[Dataset excerpts]
....................
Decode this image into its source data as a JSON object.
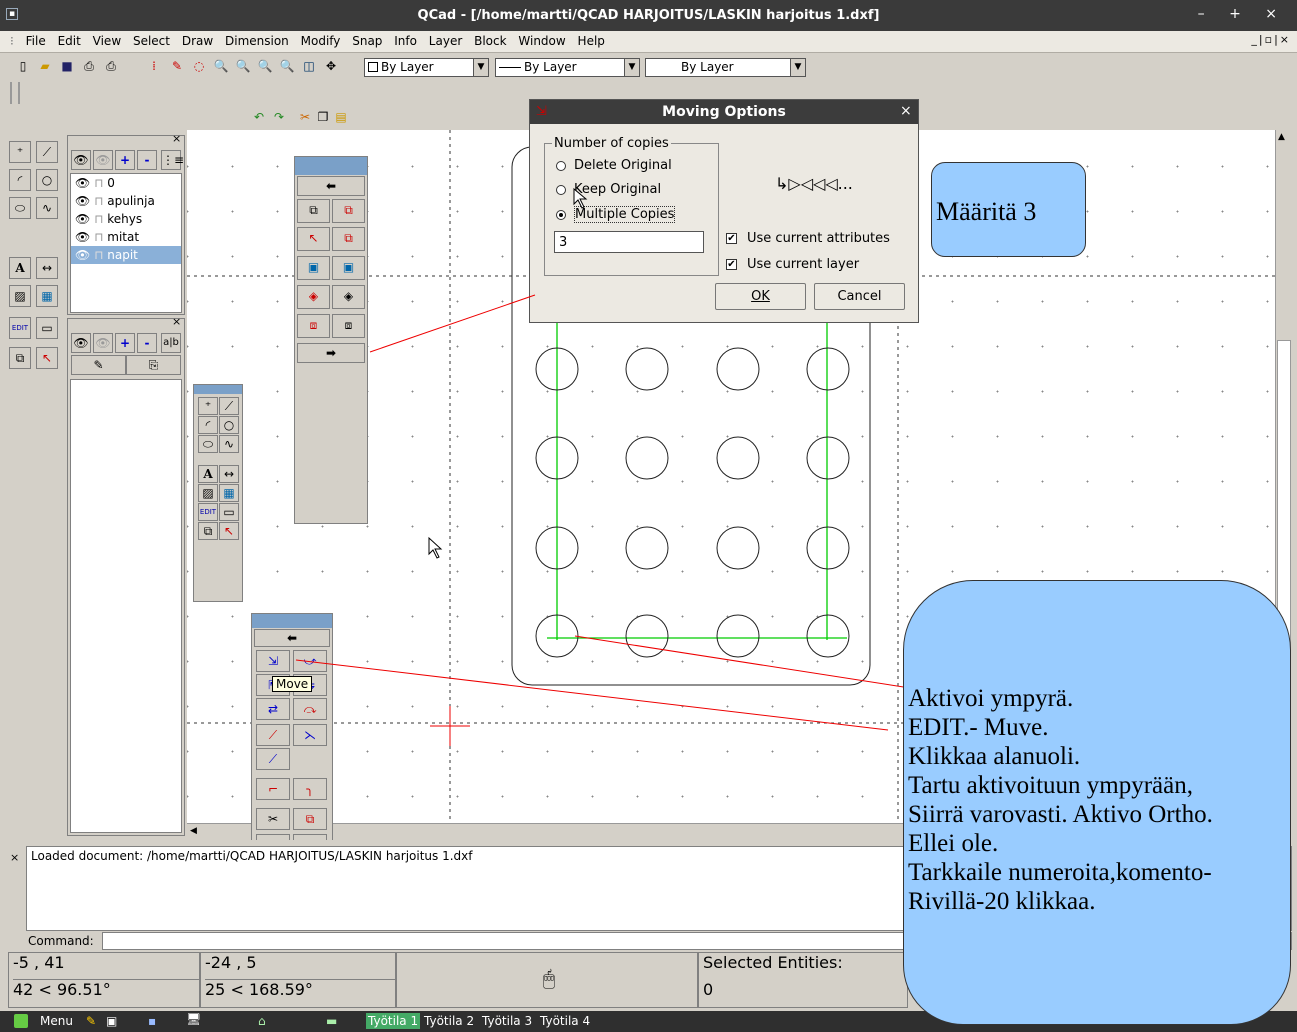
{
  "window": {
    "title": "QCad - [/home/martti/QCAD HARJOITUS/LASKIN harjoitus 1.dxf]",
    "controls": "– + ×"
  },
  "menu": {
    "items": [
      "File",
      "Edit",
      "View",
      "Select",
      "Draw",
      "Dimension",
      "Modify",
      "Snap",
      "Info",
      "Layer",
      "Block",
      "Window",
      "Help"
    ],
    "mdi_controls": "_|▫|×"
  },
  "toolbar": {
    "color_combo": "By Layer",
    "linetype_combo": "By Layer",
    "width_combo": "By Layer"
  },
  "layers": {
    "items": [
      {
        "name": "0",
        "selected": false
      },
      {
        "name": "apulinja",
        "selected": false
      },
      {
        "name": "kehys",
        "selected": false
      },
      {
        "name": "mitat",
        "selected": false
      },
      {
        "name": "napit",
        "selected": true
      }
    ]
  },
  "block_panel": {
    "abc_label": "a|b"
  },
  "dialog": {
    "title": "Moving Options",
    "group_label": "Number of copies",
    "radio_delete": "Delete Original",
    "radio_keep": "Keep Original",
    "radio_multiple": "Multiple Copies",
    "copies_value": "3",
    "preview_text": "↳▷◁◁◁...",
    "check_attributes": "Use current attributes",
    "check_layer": "Use current layer",
    "ok_label": "OK",
    "cancel_label": "Cancel"
  },
  "tooltip": "Move",
  "command": {
    "history_line": "Loaded document: /home/martti/QCAD HARJOITUS/LASKIN harjoitus 1.dxf",
    "prompt_label": "Command:"
  },
  "status": {
    "abs_coord": "-5 , 41",
    "abs_polar": "42 < 96.51°",
    "rel_coord": "-24 , 5",
    "rel_polar": "25 < 168.59°",
    "selected_label": "Selected Entities:",
    "selected_count": "0"
  },
  "taskbar": {
    "menu_label": "Menu",
    "workspaces": [
      "Työtila 1",
      "Työtila 2",
      "Työtila 3",
      "Työtila 4"
    ]
  },
  "annotations": {
    "callout_top": "Määritä 3",
    "callout_lines": [
      "Aktivoi ympyrä.",
      "EDIT.- Muve.",
      "Klikkaa alanuoli.",
      "Tartu aktivoituun ympyrään,",
      "Siirrä varovasti. Aktivo Ortho.",
      "Ellei ole.",
      "Tarkkaile numeroita,komento-",
      "Rivillä-20 klikkaa."
    ]
  }
}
....................
> _WHAT NEEDS TO BE DONE_: Collect, from the material above, every line containing the word "title".

> _EXERCISE SOLUTION_:
    "title": "QCad - [/home/martti/QCAD HARJOITUS/LASKIN harjoitus 1.dxf]",
    "title": "Moving Options",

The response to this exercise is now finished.